## [Recorded data]
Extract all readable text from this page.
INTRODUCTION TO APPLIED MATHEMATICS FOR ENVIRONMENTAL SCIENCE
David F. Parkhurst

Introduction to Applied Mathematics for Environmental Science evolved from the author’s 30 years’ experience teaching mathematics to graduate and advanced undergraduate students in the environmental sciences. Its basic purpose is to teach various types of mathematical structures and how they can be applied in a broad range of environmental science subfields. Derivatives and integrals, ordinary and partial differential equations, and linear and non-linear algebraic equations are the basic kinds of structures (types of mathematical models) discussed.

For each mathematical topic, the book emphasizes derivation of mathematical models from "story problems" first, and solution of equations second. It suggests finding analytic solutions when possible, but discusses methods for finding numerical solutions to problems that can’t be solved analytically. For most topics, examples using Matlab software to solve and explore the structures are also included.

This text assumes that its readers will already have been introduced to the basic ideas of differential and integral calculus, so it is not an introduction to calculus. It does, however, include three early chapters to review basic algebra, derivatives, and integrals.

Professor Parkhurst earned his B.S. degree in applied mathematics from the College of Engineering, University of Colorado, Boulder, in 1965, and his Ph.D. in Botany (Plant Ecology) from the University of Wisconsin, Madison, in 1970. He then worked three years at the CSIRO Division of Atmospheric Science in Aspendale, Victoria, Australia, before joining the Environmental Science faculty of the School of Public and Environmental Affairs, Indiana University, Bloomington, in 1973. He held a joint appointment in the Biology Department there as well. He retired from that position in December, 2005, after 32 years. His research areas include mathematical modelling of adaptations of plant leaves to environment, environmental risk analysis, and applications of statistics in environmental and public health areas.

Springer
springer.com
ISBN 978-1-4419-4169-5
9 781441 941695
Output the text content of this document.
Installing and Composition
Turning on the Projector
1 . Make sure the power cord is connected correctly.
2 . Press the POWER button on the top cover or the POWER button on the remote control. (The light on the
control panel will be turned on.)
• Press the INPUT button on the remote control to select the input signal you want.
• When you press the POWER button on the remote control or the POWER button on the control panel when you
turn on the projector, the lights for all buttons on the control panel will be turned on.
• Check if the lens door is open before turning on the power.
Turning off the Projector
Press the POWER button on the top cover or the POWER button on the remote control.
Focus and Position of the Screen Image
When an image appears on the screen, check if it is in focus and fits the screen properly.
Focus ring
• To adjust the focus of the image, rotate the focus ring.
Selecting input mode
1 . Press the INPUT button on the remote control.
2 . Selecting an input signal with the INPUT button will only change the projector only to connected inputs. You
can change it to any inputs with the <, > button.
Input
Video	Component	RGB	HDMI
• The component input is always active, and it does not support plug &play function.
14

## [PROBLEM STATEMENT]
Copy every line of the entries above in which "does" occurs.

## [COMPLETE RESPONSE]
This text assumes that its readers will already have been introduced to the basic ideas of differential and integral calculus, so it is not an introduction to calculus. It does, however, include three early chapters to review basic algebra, derivatives, and integrals.
• The component input is always active, and it does not support plug &play function.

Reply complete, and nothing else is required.